## Stated exercise
Print each line of the listing once more, precisely as given.

□ □ □ □ □ □ □

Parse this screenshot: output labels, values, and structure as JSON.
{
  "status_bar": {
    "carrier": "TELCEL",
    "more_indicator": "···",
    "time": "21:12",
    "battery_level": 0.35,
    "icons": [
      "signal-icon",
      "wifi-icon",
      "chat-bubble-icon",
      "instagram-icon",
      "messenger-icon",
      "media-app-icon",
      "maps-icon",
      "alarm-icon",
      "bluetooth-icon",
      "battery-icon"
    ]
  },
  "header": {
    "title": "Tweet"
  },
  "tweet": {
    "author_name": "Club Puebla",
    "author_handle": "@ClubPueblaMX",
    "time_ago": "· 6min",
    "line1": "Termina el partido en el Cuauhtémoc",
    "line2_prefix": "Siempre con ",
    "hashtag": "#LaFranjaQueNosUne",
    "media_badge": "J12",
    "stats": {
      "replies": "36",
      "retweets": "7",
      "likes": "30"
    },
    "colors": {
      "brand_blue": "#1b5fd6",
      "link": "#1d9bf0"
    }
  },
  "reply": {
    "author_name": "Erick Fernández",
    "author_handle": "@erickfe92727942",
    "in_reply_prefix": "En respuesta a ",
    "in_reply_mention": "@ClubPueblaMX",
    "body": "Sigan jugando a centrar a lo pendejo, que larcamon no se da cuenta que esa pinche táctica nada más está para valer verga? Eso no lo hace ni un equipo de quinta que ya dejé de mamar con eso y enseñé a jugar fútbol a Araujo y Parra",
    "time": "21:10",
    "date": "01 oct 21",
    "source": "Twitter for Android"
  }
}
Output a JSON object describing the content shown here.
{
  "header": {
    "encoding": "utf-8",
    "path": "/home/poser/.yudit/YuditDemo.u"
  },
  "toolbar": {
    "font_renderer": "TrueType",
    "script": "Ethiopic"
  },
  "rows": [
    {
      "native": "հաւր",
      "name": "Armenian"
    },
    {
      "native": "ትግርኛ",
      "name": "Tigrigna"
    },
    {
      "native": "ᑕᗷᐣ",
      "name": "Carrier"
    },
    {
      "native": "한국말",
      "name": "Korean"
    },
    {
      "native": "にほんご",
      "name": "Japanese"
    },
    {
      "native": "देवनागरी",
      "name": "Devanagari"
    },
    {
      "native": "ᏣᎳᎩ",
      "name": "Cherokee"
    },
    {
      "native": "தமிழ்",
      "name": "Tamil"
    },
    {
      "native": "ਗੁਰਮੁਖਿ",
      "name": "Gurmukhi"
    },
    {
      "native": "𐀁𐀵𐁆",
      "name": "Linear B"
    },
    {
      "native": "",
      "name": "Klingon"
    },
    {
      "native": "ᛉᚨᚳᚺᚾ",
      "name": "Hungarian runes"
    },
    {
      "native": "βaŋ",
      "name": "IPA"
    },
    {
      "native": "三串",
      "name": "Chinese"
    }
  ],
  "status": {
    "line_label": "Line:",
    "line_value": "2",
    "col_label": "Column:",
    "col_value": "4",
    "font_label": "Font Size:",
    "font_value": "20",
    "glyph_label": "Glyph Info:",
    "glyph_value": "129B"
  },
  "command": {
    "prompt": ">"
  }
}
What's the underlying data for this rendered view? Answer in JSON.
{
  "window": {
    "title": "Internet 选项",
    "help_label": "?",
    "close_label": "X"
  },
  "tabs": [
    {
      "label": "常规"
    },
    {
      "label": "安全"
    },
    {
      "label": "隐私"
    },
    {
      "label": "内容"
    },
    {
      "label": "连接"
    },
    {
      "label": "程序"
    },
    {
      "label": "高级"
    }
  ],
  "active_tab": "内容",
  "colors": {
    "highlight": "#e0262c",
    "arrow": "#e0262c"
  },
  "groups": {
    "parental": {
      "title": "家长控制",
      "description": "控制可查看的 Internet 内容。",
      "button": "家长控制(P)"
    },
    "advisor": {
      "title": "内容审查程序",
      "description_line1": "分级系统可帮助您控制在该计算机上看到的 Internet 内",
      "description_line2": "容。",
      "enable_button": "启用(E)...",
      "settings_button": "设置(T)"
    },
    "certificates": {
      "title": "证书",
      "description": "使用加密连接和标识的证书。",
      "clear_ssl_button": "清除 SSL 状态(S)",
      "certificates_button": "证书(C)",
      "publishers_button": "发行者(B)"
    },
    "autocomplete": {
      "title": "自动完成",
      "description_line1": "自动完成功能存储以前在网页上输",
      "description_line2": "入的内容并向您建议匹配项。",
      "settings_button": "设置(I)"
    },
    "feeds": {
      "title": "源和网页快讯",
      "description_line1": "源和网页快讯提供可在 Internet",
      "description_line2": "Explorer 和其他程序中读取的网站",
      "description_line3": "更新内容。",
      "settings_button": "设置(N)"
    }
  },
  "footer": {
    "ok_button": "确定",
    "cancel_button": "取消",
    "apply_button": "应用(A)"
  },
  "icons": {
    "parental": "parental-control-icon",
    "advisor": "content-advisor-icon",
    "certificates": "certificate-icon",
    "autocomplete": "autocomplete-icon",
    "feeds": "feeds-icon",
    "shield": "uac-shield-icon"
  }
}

□ □ □ □ □ □ □

## Correct answer
Parse this screenshot: output labels, values, and structure as JSON.
{
  "status_bar": {
    "carrier": "TELCEL",
    "more_indicator": "···",
    "time": "21:12",
    "battery_level": 0.35,
    "icons": [
      "signal-icon",
      "wifi-icon",
      "chat-bubble-icon",
      "instagram-icon",
      "messenger-icon",
      "media-app-icon",
      "maps-icon",
      "alarm-icon",
      "bluetooth-icon",
      "battery-icon"
    ]
  },
  "header": {
    "title": "Tweet"
  },
  "tweet": {
    "author_name": "Club Puebla",
    "author_handle": "@ClubPueblaMX",
    "time_ago": "· 6min",
    "line1": "Termina el partido en el Cuauhtémoc",
    "line2_prefix": "Siempre con ",
    "hashtag": "#LaFranjaQueNosUne",
    "media_badge": "J12",
    "stats": {
      "replies": "36",
      "retweets": "7",
      "likes": "30"
    },
    "colors": {
      "brand_blue": "#1b5fd6",
      "link": "#1d9bf0"
    }
  },
  "reply": {
    "author_name": "Erick Fernández",
    "author_handle": "@erickfe92727942",
    "in_reply_prefix": "En respuesta a ",
    "in_reply_mention": "@ClubPueblaMX",
    "body": "Sigan jugando a centrar a lo pendejo, que larcamon no se da cuenta que esa pinche táctica nada más está para valer verga? Eso no lo hace ni un equipo de quinta que ya dejé de mamar con eso y enseñé a jugar fútbol a Araujo y Parra",
    "time": "21:10",
    "date": "01 oct 21",
    "source": "Twitter for Android"
  }
}
Output a JSON object describing the content shown here.
{
  "header": {
    "encoding": "utf-8",
    "path": "/home/poser/.yudit/YuditDemo.u"
  },
  "toolbar": {
    "font_renderer": "TrueType",
    "script": "Ethiopic"
  },
  "rows": [
    {
      "native": "հաւր",
      "name": "Armenian"
    },
    {
      "native": "ትግርኛ",
      "name": "Tigrigna"
    },
    {
      "native": "ᑕᗷᐣ",
      "name": "Carrier"
    },
    {
      "native": "한국말",
      "name": "Korean"
    },
    {
      "native": "にほんご",
      "name": "Japanese"
    },
    {
      "native": "देवनागरी",
      "name": "Devanagari"
    },
    {
      "native": "ᏣᎳᎩ",
      "name": "Cherokee"
    },
    {
      "native": "தமிழ்",
      "name": "Tamil"
    },
    {
      "native": "ਗੁਰਮੁਖਿ",
      "name": "Gurmukhi"
    },
    {
      "native": "𐀁𐀵𐁆",
      "name": "Linear B"
    },
    {
      "native": "",
      "name": "Klingon"
    },
    {
      "native": "ᛉᚨᚳᚺᚾ",
      "name": "Hungarian runes"
    },
    {
      "native": "βaŋ",
      "name": "IPA"
    },
    {
      "native": "三串",
      "name": "Chinese"
    }
  ],
  "status": {
    "line_label": "Line:",
    "line_value": "2",
    "col_label": "Column:",
    "col_value": "4",
    "font_label": "Font Size:",
    "font_value": "20",
    "glyph_label": "Glyph Info:",
    "glyph_value": "129B"
  },
  "command": {
    "prompt": ">"
  }
}
What's the underlying data for this rendered view? Answer in JSON.
{
  "window": {
    "title": "Internet 选项",
    "help_label": "?",
    "close_label": "X"
  },
  "tabs": [
    {
      "label": "常规"
    },
    {
      "label": "安全"
    },
    {
      "label": "隐私"
    },
    {
      "label": "内容"
    },
    {
      "label": "连接"
    },
    {
      "label": "程序"
    },
    {
      "label": "高级"
    }
  ],
  "active_tab": "内容",
  "colors": {
    "highlight": "#e0262c",
    "arrow": "#e0262c"
  },
  "groups": {
    "parental": {
      "title": "家长控制",
      "description": "控制可查看的 Internet 内容。",
      "button": "家长控制(P)"
    },
    "advisor": {
      "title": "内容审查程序",
      "description_line1": "分级系统可帮助您控制在该计算机上看到的 Internet 内",
      "description_line2": "容。",
      "enable_button": "启用(E)...",
      "settings_button": "设置(T)"
    },
    "certificates": {
      "title": "证书",
      "description": "使用加密连接和标识的证书。",
      "clear_ssl_button": "清除 SSL 状态(S)",
      "certificates_button": "证书(C)",
      "publishers_button": "发行者(B)"
    },
    "autocomplete": {
      "title": "自动完成",
      "description_line1": "自动完成功能存储以前在网页上输",
      "description_line2": "入的内容并向您建议匹配项。",
      "settings_button": "设置(I)"
    },
    "feeds": {
      "title": "源和网页快讯",
      "description_line1": "源和网页快讯提供可在 Internet",
      "description_line2": "Explorer 和其他程序中读取的网站",
      "description_line3": "更新内容。",
      "settings_button": "设置(N)"
    }
  },
  "footer": {
    "ok_button": "确定",
    "cancel_button": "取消",
    "apply_button": "应用(A)"
  },
  "icons": {
    "parental": "parental-control-icon",
    "advisor": "content-advisor-icon",
    "certificates": "certificate-icon",
    "autocomplete": "autocomplete-icon",
    "feeds": "feeds-icon",
    "shield": "uac-shield-icon"
  }
}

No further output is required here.